● **Items**
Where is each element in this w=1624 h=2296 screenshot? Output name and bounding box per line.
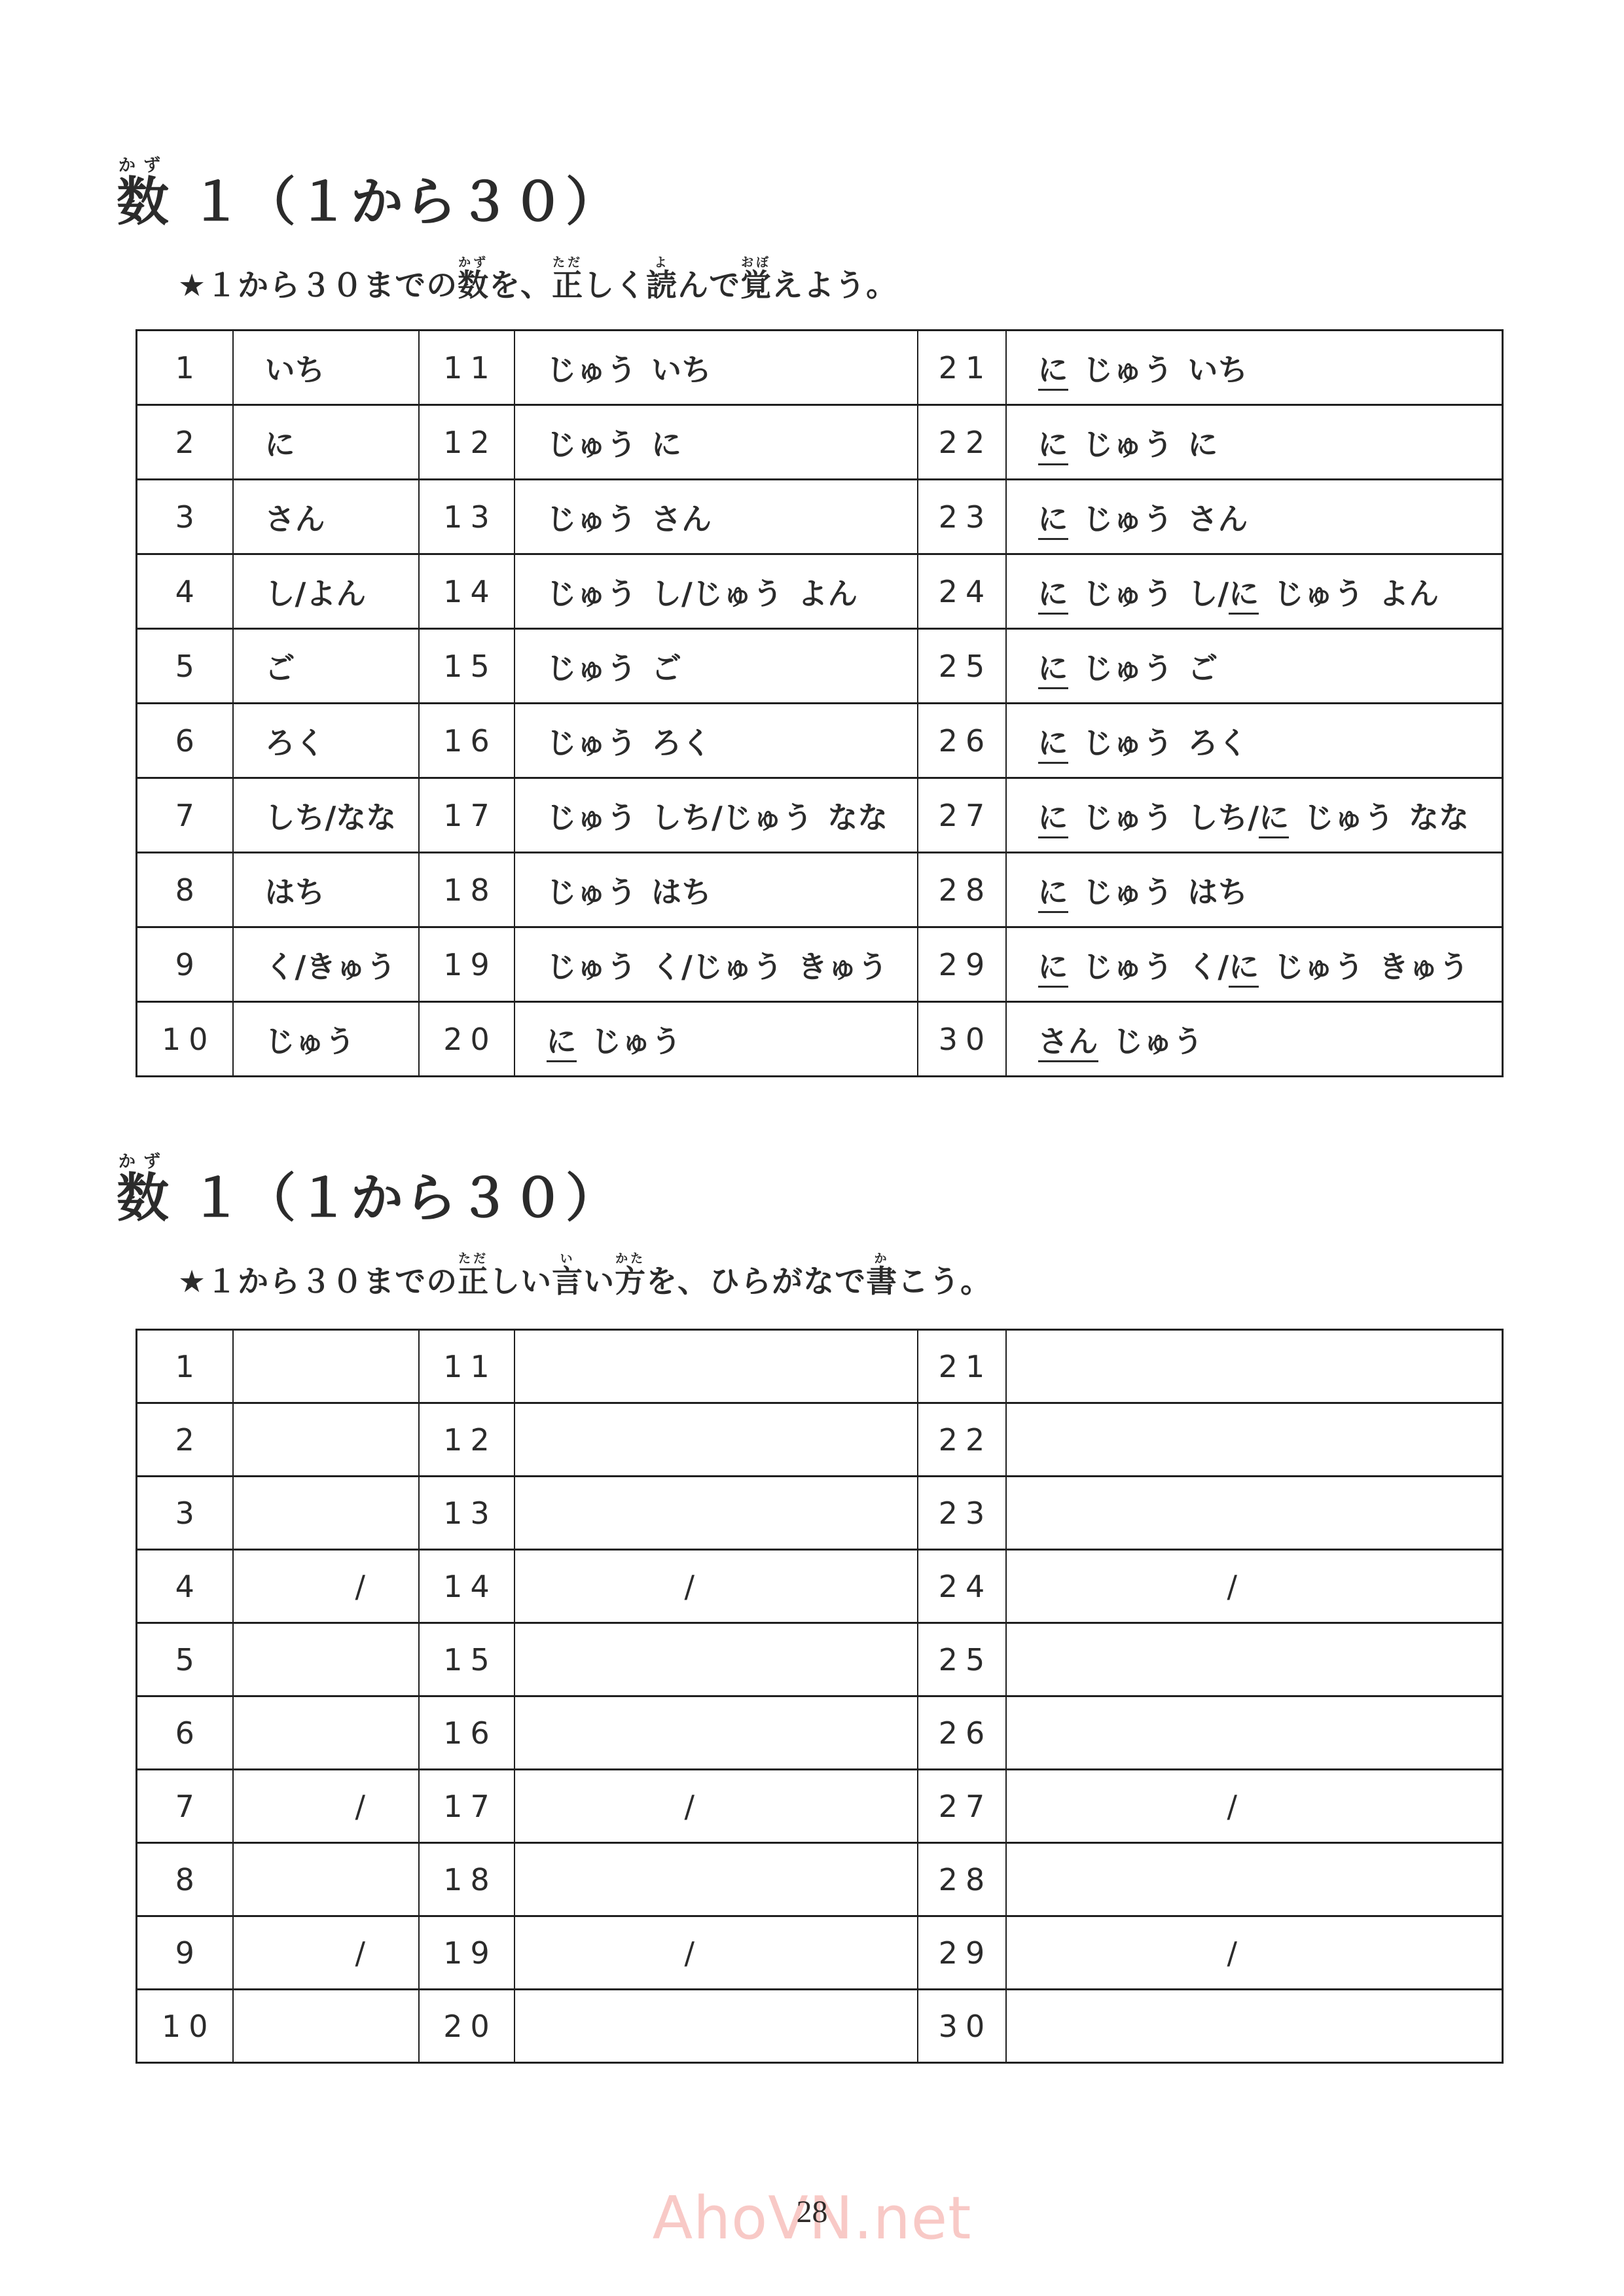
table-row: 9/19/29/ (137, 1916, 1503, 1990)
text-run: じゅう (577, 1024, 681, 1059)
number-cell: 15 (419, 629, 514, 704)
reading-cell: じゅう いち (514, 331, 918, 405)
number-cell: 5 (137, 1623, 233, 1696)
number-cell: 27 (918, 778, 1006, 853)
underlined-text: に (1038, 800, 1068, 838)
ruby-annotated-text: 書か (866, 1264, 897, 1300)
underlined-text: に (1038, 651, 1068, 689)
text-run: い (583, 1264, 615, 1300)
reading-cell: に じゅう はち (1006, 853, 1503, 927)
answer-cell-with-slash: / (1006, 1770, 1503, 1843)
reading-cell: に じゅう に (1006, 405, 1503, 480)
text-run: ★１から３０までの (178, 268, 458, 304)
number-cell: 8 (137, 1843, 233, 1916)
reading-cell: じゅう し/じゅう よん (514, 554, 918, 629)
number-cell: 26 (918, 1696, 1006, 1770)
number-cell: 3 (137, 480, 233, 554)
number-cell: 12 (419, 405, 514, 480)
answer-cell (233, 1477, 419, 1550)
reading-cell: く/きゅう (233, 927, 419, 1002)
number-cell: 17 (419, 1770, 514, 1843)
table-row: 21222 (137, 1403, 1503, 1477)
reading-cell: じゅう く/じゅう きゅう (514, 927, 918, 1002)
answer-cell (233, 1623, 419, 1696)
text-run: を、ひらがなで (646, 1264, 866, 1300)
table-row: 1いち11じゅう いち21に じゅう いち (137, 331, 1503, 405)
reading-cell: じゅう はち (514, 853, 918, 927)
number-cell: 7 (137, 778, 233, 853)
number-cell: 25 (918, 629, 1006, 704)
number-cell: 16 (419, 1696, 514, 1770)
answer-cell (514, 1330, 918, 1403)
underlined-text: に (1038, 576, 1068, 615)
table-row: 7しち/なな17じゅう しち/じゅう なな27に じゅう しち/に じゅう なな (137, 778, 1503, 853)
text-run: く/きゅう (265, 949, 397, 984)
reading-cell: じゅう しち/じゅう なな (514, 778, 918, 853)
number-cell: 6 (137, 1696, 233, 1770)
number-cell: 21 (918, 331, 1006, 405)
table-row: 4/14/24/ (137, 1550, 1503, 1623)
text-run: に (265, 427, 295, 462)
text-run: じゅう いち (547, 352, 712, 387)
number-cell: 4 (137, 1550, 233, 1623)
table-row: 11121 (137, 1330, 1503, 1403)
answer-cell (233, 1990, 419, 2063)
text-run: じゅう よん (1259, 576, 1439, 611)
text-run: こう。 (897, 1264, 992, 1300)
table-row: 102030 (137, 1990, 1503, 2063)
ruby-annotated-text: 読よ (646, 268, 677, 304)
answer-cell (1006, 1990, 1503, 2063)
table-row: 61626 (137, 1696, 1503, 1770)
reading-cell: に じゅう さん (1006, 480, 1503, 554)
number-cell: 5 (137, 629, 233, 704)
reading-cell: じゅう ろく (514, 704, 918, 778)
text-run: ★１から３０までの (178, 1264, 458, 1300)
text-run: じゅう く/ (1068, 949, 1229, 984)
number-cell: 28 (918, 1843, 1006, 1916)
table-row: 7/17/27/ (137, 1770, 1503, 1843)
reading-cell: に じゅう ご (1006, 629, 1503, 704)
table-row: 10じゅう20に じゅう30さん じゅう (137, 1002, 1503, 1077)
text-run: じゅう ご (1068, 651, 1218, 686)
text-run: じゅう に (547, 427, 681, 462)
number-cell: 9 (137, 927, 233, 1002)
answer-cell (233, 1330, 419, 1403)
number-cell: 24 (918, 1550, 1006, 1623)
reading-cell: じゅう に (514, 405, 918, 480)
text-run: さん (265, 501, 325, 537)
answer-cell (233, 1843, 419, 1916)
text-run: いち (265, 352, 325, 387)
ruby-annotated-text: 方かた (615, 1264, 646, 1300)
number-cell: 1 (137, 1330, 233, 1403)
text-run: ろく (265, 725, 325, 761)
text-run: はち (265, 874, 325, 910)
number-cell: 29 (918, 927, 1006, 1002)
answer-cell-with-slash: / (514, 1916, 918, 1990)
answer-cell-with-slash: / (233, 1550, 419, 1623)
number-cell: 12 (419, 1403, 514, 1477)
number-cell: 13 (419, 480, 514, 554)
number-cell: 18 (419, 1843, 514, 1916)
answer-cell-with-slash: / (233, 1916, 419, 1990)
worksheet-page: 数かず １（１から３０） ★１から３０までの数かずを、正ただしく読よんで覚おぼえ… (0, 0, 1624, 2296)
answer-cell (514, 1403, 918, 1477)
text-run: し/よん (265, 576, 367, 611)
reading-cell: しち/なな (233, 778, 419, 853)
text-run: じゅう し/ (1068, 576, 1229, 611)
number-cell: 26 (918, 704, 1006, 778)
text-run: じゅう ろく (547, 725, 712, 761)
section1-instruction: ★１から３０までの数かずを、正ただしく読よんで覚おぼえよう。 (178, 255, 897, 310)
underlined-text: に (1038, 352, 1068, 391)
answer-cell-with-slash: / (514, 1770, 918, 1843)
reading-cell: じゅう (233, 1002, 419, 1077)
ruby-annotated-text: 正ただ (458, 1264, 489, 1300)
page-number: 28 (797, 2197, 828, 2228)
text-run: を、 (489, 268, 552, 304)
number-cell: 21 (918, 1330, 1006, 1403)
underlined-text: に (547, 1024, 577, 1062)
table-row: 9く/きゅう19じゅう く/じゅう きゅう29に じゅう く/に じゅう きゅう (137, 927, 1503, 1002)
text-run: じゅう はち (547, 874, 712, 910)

● **Directive**
Recast everything from the line containing "table-row: 9/19/29/ (137, 1916, 1503, 1990)" down to the line containing "table-row: 1いち11じゅう いち21に" in the data above as a JSON list of strings, one string per line, leaving out any blank lines.

● **Expected answer**
[
  "table-row: 9/19/29/ (137, 1916, 1503, 1990)",
  "text-run: じゅう (577, 1024, 681, 1059)",
  "number-cell: 15 (419, 629, 514, 704)",
  "reading-cell: じゅう いち (514, 331, 918, 405)",
  "number-cell: 5 (137, 1623, 233, 1696)",
  "number-cell: 27 (918, 778, 1006, 853)",
  "underlined-text: に (1038, 800, 1068, 838)",
  "ruby-annotated-text: 書か (866, 1264, 897, 1300)",
  "underlined-text: に (1038, 651, 1068, 689)",
  "text-run: い (583, 1264, 615, 1300)",
  "reading-cell: に じゅう はち (1006, 853, 1503, 927)",
  "answer-cell-with-slash: / (1006, 1770, 1503, 1843)",
  "reading-cell: に じゅう に (1006, 405, 1503, 480)",
  "text-run: ★１から３０までの (178, 268, 458, 304)",
  "number-cell: 8 (137, 1843, 233, 1916)",
  "reading-cell: じゅう し/じゅう よん (514, 554, 918, 629)",
  "number-cell: 26 (918, 1696, 1006, 1770)",
  "number-cell: 3 (137, 480, 233, 554)",
  "number-cell: 12 (419, 405, 514, 480)",
  "answer-cell (233, 1477, 419, 1550)",
  "reading-cell: く/きゅう (233, 927, 419, 1002)",
  "number-cell: 17 (419, 1770, 514, 1843)",
  "table-row: 21222 (137, 1403, 1503, 1477)",
  "reading-cell: じゅう く/じゅう きゅう (514, 927, 918, 1002)",
  "answer-cell (233, 1623, 419, 1696)",
  "text-run: を、ひらがなで (646, 1264, 866, 1300)",
  "table-row: 1いち11じゅう いち21に じゅう いち (137, 331, 1503, 405)"
]